## Aim
Write out the whole listing again, exactly as given.

## Records to use
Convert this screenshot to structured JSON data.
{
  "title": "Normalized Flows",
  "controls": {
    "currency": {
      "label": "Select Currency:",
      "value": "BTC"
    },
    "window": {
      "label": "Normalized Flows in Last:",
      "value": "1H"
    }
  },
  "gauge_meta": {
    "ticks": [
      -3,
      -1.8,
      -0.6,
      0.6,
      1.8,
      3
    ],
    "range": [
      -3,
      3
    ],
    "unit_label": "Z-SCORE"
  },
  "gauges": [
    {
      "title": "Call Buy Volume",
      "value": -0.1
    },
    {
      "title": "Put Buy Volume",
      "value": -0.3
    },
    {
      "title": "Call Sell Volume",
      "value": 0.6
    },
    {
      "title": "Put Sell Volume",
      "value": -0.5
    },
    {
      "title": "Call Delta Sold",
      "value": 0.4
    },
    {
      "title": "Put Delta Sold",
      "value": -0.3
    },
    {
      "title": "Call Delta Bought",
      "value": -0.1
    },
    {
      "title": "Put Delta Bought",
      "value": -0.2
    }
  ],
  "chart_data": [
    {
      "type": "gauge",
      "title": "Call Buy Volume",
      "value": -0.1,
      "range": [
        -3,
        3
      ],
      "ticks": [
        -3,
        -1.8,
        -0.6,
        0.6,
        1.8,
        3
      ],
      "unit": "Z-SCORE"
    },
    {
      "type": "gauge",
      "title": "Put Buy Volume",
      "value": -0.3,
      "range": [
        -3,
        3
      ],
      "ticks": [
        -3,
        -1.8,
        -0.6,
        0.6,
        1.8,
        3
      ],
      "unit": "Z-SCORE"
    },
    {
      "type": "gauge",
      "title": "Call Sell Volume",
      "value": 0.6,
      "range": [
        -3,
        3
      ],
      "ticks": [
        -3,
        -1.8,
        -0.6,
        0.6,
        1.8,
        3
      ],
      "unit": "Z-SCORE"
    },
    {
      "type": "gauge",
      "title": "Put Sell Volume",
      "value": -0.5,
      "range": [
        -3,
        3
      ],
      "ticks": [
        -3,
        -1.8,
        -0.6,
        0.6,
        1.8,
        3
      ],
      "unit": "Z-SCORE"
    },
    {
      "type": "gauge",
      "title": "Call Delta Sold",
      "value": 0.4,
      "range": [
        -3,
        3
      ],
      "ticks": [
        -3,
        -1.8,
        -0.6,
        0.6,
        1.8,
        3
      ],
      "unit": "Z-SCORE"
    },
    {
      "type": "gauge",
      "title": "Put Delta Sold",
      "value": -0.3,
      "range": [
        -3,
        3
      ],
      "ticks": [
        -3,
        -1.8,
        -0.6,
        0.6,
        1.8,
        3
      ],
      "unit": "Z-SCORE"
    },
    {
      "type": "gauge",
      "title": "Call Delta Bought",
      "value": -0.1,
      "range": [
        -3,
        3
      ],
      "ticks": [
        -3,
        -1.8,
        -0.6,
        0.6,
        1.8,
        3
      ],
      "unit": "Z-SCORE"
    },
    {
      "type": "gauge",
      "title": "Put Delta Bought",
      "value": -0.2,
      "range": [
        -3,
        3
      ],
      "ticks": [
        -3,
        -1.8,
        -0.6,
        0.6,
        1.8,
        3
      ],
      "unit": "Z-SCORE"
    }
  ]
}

## The response
Convert this screenshot to structured JSON data.
{
  "title": "Normalized Flows",
  "controls": {
    "currency": {
      "label": "Select Currency:",
      "value": "BTC"
    },
    "window": {
      "label": "Normalized Flows in Last:",
      "value": "1H"
    }
  },
  "gauge_meta": {
    "ticks": [
      -3,
      -1.8,
      -0.6,
      0.6,
      1.8,
      3
    ],
    "range": [
      -3,
      3
    ],
    "unit_label": "Z-SCORE"
  },
  "gauges": [
    {
      "title": "Call Buy Volume",
      "value": -0.1
    },
    {
      "title": "Put Buy Volume",
      "value": -0.3
    },
    {
      "title": "Call Sell Volume",
      "value": 0.6
    },
    {
      "title": "Put Sell Volume",
      "value": -0.5
    },
    {
      "title": "Call Delta Sold",
      "value": 0.4
    },
    {
      "title": "Put Delta Sold",
      "value": -0.3
    },
    {
      "title": "Call Delta Bought",
      "value": -0.1
    },
    {
      "title": "Put Delta Bought",
      "value": -0.2
    }
  ],
  "chart_data": [
    {
      "type": "gauge",
      "title": "Call Buy Volume",
      "value": -0.1,
      "range": [
        -3,
        3
      ],
      "ticks": [
        -3,
        -1.8,
        -0.6,
        0.6,
        1.8,
        3
      ],
      "unit": "Z-SCORE"
    },
    {
      "type": "gauge",
      "title": "Put Buy Volume",
      "value": -0.3,
      "range": [
        -3,
        3
      ],
      "ticks": [
        -3,
        -1.8,
        -0.6,
        0.6,
        1.8,
        3
      ],
      "unit": "Z-SCORE"
    },
    {
      "type": "gauge",
      "title": "Call Sell Volume",
      "value": 0.6,
      "range": [
        -3,
        3
      ],
      "ticks": [
        -3,
        -1.8,
        -0.6,
        0.6,
        1.8,
        3
      ],
      "unit": "Z-SCORE"
    },
    {
      "type": "gauge",
      "title": "Put Sell Volume",
      "value": -0.5,
      "range": [
        -3,
        3
      ],
      "ticks": [
        -3,
        -1.8,
        -0.6,
        0.6,
        1.8,
        3
      ],
      "unit": "Z-SCORE"
    },
    {
      "type": "gauge",
      "title": "Call Delta Sold",
      "value": 0.4,
      "range": [
        -3,
        3
      ],
      "ticks": [
        -3,
        -1.8,
        -0.6,
        0.6,
        1.8,
        3
      ],
      "unit": "Z-SCORE"
    },
    {
      "type": "gauge",
      "title": "Put Delta Sold",
      "value": -0.3,
      "range": [
        -3,
        3
      ],
      "ticks": [
        -3,
        -1.8,
        -0.6,
        0.6,
        1.8,
        3
      ],
      "unit": "Z-SCORE"
    },
    {
      "type": "gauge",
      "title": "Call Delta Bought",
      "value": -0.1,
      "range": [
        -3,
        3
      ],
      "ticks": [
        -3,
        -1.8,
        -0.6,
        0.6,
        1.8,
        3
      ],
      "unit": "Z-SCORE"
    },
    {
      "type": "gauge",
      "title": "Put Delta Bought",
      "value": -0.2,
      "range": [
        -3,
        3
      ],
      "ticks": [
        -3,
        -1.8,
        -0.6,
        0.6,
        1.8,
        3
      ],
      "unit": "Z-SCORE"
    }
  ]
}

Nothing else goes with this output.